--- Start of DATA ---
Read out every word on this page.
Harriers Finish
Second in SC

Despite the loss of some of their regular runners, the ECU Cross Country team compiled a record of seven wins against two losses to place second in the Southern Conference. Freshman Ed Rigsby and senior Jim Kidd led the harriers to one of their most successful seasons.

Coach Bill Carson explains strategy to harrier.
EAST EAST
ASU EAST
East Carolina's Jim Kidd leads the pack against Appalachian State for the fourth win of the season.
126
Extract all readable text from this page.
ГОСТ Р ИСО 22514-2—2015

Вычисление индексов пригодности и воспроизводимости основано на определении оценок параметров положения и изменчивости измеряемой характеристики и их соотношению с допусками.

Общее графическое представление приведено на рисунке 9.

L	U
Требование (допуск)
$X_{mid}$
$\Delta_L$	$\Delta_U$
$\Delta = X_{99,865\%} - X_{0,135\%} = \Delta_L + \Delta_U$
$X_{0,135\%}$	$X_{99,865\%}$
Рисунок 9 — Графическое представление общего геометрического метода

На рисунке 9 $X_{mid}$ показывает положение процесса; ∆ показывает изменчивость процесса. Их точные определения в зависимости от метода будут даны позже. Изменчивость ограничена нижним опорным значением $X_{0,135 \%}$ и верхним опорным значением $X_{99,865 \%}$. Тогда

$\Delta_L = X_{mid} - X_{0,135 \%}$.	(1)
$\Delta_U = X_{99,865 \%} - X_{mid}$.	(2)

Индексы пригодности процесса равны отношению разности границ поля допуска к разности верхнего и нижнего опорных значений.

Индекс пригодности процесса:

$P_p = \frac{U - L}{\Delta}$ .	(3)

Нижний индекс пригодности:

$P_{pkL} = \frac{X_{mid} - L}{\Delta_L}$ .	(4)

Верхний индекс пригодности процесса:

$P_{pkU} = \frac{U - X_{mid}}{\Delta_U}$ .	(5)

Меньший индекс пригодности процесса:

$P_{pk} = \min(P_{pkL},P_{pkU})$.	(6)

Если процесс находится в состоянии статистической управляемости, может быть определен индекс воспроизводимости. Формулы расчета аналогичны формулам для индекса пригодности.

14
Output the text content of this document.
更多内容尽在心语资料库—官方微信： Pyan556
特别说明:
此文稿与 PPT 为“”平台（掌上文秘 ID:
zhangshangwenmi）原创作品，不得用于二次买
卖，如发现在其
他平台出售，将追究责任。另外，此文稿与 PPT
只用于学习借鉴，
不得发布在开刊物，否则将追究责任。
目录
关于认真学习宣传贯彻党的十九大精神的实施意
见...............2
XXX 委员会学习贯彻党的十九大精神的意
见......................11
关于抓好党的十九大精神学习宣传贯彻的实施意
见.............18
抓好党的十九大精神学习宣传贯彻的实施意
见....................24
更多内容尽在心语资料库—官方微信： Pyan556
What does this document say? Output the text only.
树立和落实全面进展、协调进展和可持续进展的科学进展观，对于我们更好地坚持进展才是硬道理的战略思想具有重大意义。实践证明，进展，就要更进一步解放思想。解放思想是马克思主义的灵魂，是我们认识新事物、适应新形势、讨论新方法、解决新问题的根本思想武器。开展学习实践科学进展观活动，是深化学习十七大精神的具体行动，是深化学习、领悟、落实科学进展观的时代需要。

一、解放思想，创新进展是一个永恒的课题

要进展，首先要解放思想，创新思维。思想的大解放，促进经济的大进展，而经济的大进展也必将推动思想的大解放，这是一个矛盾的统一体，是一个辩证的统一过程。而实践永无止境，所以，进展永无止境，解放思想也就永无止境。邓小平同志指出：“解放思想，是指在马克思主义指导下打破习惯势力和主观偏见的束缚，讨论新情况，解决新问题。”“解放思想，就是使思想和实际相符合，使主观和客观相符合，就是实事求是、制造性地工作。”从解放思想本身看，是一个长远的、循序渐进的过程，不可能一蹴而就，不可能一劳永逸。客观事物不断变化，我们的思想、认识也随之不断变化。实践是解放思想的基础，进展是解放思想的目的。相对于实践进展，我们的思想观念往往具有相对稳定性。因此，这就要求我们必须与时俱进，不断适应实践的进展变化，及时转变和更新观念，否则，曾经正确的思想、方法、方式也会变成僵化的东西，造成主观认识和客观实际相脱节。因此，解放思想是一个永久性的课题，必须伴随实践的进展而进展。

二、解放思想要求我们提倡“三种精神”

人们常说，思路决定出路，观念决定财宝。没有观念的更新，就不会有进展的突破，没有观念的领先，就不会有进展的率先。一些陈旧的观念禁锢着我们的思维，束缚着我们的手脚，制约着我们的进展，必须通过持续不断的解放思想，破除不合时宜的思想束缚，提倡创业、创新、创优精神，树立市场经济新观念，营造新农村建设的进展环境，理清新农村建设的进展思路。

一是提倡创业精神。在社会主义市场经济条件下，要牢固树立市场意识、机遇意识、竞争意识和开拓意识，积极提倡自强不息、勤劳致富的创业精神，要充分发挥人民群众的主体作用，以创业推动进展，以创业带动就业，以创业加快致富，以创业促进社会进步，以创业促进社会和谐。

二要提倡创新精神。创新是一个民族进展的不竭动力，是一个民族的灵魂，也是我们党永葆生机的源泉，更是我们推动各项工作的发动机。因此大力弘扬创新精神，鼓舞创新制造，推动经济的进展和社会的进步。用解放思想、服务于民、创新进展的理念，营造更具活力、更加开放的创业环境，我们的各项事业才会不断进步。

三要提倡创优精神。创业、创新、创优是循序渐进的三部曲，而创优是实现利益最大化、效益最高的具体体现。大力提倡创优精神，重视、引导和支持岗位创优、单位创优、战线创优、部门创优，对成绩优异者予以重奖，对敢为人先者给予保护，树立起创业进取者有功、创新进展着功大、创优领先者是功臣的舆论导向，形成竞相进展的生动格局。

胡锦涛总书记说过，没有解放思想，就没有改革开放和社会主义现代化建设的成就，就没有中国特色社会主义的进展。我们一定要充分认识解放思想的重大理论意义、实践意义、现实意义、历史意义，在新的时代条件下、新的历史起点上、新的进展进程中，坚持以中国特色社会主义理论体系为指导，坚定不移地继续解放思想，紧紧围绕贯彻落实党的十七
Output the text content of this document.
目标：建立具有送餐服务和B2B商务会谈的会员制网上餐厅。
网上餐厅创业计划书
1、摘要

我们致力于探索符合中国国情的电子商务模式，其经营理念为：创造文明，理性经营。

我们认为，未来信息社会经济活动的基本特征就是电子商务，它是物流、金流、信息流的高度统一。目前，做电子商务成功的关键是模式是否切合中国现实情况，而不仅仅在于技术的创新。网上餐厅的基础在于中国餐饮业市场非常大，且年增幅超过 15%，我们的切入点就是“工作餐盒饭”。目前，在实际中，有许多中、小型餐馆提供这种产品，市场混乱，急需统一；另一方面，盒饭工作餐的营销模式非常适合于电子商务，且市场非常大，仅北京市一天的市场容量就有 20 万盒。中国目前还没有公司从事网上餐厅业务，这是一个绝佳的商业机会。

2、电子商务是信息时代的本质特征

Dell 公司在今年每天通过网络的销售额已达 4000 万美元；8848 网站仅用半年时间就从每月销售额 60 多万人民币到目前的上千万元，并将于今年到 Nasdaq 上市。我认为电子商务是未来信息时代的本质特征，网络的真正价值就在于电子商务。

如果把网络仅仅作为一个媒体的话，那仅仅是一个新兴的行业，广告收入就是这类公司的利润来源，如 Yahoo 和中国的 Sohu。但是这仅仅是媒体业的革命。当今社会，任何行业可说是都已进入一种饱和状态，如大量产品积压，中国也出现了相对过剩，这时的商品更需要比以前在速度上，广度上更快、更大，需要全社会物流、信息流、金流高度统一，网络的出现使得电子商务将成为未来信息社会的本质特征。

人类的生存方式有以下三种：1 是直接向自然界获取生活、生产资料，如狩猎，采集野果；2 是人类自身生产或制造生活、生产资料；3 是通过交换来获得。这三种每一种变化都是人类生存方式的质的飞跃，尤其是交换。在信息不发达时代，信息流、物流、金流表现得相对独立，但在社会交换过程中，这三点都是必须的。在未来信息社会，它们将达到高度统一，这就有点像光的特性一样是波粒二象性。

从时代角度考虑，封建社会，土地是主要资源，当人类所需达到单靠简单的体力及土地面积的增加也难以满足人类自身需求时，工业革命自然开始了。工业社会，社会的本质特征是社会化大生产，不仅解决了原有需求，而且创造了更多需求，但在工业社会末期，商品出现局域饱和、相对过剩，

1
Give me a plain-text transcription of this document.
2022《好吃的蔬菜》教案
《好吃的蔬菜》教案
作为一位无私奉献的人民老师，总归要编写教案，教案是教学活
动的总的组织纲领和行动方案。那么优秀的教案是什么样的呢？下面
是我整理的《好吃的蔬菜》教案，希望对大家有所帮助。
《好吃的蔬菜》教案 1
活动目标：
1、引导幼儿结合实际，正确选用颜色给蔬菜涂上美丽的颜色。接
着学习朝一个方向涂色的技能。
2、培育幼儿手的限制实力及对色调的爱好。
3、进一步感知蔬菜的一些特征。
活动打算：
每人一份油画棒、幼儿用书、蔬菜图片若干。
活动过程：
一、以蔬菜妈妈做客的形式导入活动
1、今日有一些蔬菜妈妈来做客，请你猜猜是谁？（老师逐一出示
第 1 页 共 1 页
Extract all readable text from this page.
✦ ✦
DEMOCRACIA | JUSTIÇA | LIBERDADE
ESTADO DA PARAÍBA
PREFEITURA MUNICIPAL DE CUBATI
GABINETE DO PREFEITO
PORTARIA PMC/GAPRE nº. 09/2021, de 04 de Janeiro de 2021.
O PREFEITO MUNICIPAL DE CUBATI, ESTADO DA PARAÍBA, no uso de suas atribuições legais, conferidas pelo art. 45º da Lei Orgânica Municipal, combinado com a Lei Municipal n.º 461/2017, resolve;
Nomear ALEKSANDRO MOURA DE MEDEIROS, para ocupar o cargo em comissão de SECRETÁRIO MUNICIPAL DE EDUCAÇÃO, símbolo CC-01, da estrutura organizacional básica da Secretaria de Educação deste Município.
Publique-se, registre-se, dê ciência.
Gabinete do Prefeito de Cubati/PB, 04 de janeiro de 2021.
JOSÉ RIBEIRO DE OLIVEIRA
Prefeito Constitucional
--- End of DATA ---
[TASK STATEMENT] Repeat exactly, and only, the lines from the line containing "Give me a plain-text" through the last line of the records above, both included.

[SOLVED EXERCISE]
Give me a plain-text transcription of this document.
2022《好吃的蔬菜》教案
《好吃的蔬菜》教案
作为一位无私奉献的人民老师，总归要编写教案，教案是教学活
动的总的组织纲领和行动方案。那么优秀的教案是什么样的呢？下面
是我整理的《好吃的蔬菜》教案，希望对大家有所帮助。
《好吃的蔬菜》教案 1
活动目标：
1、引导幼儿结合实际，正确选用颜色给蔬菜涂上美丽的颜色。接
着学习朝一个方向涂色的技能。
2、培育幼儿手的限制实力及对色调的爱好。
3、进一步感知蔬菜的一些特征。
活动打算：
每人一份油画棒、幼儿用书、蔬菜图片若干。
活动过程：
一、以蔬菜妈妈做客的形式导入活动
1、今日有一些蔬菜妈妈来做客，请你猜猜是谁？（老师逐一出示
第 1 页 共 1 页
Extract all readable text from this page.
✦ ✦
DEMOCRACIA | JUSTIÇA | LIBERDADE
ESTADO DA PARAÍBA
PREFEITURA MUNICIPAL DE CUBATI
GABINETE DO PREFEITO
PORTARIA PMC/GAPRE nº. 09/2021, de 04 de Janeiro de 2021.
O PREFEITO MUNICIPAL DE CUBATI, ESTADO DA PARAÍBA, no uso de suas atribuições legais, conferidas pelo art. 45º da Lei Orgânica Municipal, combinado com a Lei Municipal n.º 461/2017, resolve;
Nomear ALEKSANDRO MOURA DE MEDEIROS, para ocupar o cargo em comissão de SECRETÁRIO MUNICIPAL DE EDUCAÇÃO, símbolo CC-01, da estrutura organizacional básica da Secretaria de Educação deste Município.
Publique-se, registre-se, dê ciência.
Gabinete do Prefeito de Cubati/PB, 04 de janeiro de 2021.
JOSÉ RIBEIRO DE OLIVEIRA
Prefeito Constitucional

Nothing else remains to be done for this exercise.